• [EXERCISE BRIEF] Return all lines with the word "электронов" in them.

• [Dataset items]
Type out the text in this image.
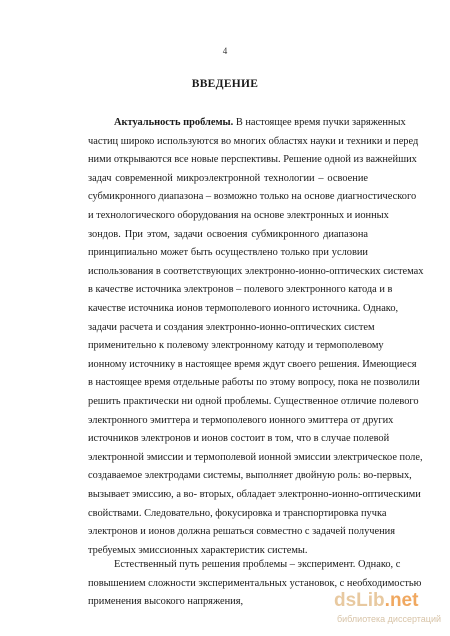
4
ВВЕДЕНИЕ
Актуальность проблемы. В настоящее время пучки заряженных
частиц широко используются во многих областях науки и техники и перед
ними открываются все новые перспективы. Решение одной из важнейших
задач современной микроэлектронной технологии – освоение
субмикронного диапазона – возможно только на основе диагностического
и технологического оборудования на основе электронных и ионных
зондов. При этом, задачи освоения субмикронного диапазона
принципиально может быть осуществлено только при условии
использования в соответствующих электронно-ионно-оптических системах
в качестве источника электронов – полевого электронного катода и в
качестве источника ионов термополевого ионного источника. Однако,
задачи расчета и создания электронно-ионно-оптических систем
применительно к полевому электронному катоду и термополевому
ионному источнику в настоящее время ждут своего решения. Имеющиеся
в настоящее время отдельные работы по этому вопросу, пока не позволили
решить практически ни одной проблемы. Существенное отличие полевого
электронного эмиттера и термополевого ионного эмиттера от других
источников электронов и ионов состоит в том, что в случае полевой
электронной эмиссии и термополевой ионной эмиссии электрическое поле,
создаваемое электродами системы, выполняет двойную роль: во-первых,
вызывает эмиссию, а во- вторых, обладает электронно-ионно-оптическими
свойствами. Следовательно, фокусировка и транспортировка пучка
электронов и ионов должна решаться совместно с задачей получения
требуемых эмиссионных характеристик системы.
Естественный путь решения проблемы – эксперимент. Однако, с
повышением сложности экспериментальных установок, с необходимостью
применения высокого напряжения,	dsLib.net
библиотека диссертаций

• [WORKED ANSWER]
в качестве источника электронов – полевого электронного катода и в
источников электронов и ионов состоит в том, что в случае полевой
электронов и ионов должна решаться совместно с задачей получения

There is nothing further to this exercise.